Material provided:
+++

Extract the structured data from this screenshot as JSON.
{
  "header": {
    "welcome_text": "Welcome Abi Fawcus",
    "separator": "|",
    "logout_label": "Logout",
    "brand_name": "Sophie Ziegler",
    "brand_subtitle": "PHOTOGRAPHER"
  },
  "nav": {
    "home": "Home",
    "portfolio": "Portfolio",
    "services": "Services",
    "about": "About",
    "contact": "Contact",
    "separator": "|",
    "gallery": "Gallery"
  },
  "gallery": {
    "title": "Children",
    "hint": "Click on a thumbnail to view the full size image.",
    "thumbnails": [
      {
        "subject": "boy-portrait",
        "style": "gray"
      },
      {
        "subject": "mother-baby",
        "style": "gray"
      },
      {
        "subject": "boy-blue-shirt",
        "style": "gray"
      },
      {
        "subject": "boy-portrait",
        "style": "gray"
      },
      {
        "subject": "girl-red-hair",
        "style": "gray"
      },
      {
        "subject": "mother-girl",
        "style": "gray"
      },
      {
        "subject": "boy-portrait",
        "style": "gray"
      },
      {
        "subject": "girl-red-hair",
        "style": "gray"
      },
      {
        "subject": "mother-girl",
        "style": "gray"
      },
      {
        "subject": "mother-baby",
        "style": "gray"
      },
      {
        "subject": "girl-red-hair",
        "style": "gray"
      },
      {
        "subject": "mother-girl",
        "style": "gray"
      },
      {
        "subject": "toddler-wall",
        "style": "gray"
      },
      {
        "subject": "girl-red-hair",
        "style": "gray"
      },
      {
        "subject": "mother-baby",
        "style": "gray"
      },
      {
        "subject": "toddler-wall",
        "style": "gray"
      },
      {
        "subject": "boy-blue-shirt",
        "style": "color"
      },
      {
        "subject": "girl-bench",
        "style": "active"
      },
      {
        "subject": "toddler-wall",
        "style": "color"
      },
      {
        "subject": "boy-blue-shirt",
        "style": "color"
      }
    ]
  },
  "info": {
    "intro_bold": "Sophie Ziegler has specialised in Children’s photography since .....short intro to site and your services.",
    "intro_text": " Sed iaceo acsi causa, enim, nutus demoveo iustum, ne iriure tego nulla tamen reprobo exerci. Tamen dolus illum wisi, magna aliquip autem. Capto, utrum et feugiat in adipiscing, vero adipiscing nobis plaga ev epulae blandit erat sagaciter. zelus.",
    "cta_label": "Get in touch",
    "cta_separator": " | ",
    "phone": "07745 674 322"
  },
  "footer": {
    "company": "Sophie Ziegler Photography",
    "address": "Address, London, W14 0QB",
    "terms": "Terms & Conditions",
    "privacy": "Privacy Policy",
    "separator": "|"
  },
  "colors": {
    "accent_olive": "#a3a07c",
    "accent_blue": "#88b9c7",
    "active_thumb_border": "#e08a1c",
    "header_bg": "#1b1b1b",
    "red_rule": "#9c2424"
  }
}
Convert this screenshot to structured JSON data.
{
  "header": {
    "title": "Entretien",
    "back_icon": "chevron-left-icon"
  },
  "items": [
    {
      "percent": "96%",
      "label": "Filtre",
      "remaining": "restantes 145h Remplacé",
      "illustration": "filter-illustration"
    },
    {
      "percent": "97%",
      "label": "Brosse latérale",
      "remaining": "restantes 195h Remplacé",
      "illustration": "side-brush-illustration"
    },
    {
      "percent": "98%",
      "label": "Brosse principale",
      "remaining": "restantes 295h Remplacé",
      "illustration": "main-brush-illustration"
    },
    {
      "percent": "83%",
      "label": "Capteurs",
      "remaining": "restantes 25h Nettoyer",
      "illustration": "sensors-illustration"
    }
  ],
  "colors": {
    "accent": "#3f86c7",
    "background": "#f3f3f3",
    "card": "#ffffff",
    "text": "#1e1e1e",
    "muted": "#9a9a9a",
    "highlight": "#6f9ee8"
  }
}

+++

The problem: Output the listing above without altering a single character.

Correct output:
Extract the structured data from this screenshot as JSON.
{
  "header": {
    "welcome_text": "Welcome Abi Fawcus",
    "separator": "|",
    "logout_label": "Logout",
    "brand_name": "Sophie Ziegler",
    "brand_subtitle": "PHOTOGRAPHER"
  },
  "nav": {
    "home": "Home",
    "portfolio": "Portfolio",
    "services": "Services",
    "about": "About",
    "contact": "Contact",
    "separator": "|",
    "gallery": "Gallery"
  },
  "gallery": {
    "title": "Children",
    "hint": "Click on a thumbnail to view the full size image.",
    "thumbnails": [
      {
        "subject": "boy-portrait",
        "style": "gray"
      },
      {
        "subject": "mother-baby",
        "style": "gray"
      },
      {
        "subject": "boy-blue-shirt",
        "style": "gray"
      },
      {
        "subject": "boy-portrait",
        "style": "gray"
      },
      {
        "subject": "girl-red-hair",
        "style": "gray"
      },
      {
        "subject": "mother-girl",
        "style": "gray"
      },
      {
        "subject": "boy-portrait",
        "style": "gray"
      },
      {
        "subject": "girl-red-hair",
        "style": "gray"
      },
      {
        "subject": "mother-girl",
        "style": "gray"
      },
      {
        "subject": "mother-baby",
        "style": "gray"
      },
      {
        "subject": "girl-red-hair",
        "style": "gray"
      },
      {
        "subject": "mother-girl",
        "style": "gray"
      },
      {
        "subject": "toddler-wall",
        "style": "gray"
      },
      {
        "subject": "girl-red-hair",
        "style": "gray"
      },
      {
        "subject": "mother-baby",
        "style": "gray"
      },
      {
        "subject": "toddler-wall",
        "style": "gray"
      },
      {
        "subject": "boy-blue-shirt",
        "style": "color"
      },
      {
        "subject": "girl-bench",
        "style": "active"
      },
      {
        "subject": "toddler-wall",
        "style": "color"
      },
      {
        "subject": "boy-blue-shirt",
        "style": "color"
      }
    ]
  },
  "info": {
    "intro_bold": "Sophie Ziegler has specialised in Children’s photography since .....short intro to site and your services.",
    "intro_text": " Sed iaceo acsi causa, enim, nutus demoveo iustum, ne iriure tego nulla tamen reprobo exerci. Tamen dolus illum wisi, magna aliquip autem. Capto, utrum et feugiat in adipiscing, vero adipiscing nobis plaga ev epulae blandit erat sagaciter. zelus.",
    "cta_label": "Get in touch",
    "cta_separator": " | ",
    "phone": "07745 674 322"
  },
  "footer": {
    "company": "Sophie Ziegler Photography",
    "address": "Address, London, W14 0QB",
    "terms": "Terms & Conditions",
    "privacy": "Privacy Policy",
    "separator": "|"
  },
  "colors": {
    "accent_olive": "#a3a07c",
    "accent_blue": "#88b9c7",
    "active_thumb_border": "#e08a1c",
    "header_bg": "#1b1b1b",
    "red_rule": "#9c2424"
  }
}
Convert this screenshot to structured JSON data.
{
  "header": {
    "title": "Entretien",
    "back_icon": "chevron-left-icon"
  },
  "items": [
    {
      "percent": "96%",
      "label": "Filtre",
      "remaining": "restantes 145h Remplacé",
      "illustration": "filter-illustration"
    },
    {
      "percent": "97%",
      "label": "Brosse latérale",
      "remaining": "restantes 195h Remplacé",
      "illustration": "side-brush-illustration"
    },
    {
      "percent": "98%",
      "label": "Brosse principale",
      "remaining": "restantes 295h Remplacé",
      "illustration": "main-brush-illustration"
    },
    {
      "percent": "83%",
      "label": "Capteurs",
      "remaining": "restantes 25h Nettoyer",
      "illustration": "sensors-illustration"
    }
  ],
  "colors": {
    "accent": "#3f86c7",
    "background": "#f3f3f3",
    "card": "#ffffff",
    "text": "#1e1e1e",
    "muted": "#9a9a9a",
    "highlight": "#6f9ee8"
  }
}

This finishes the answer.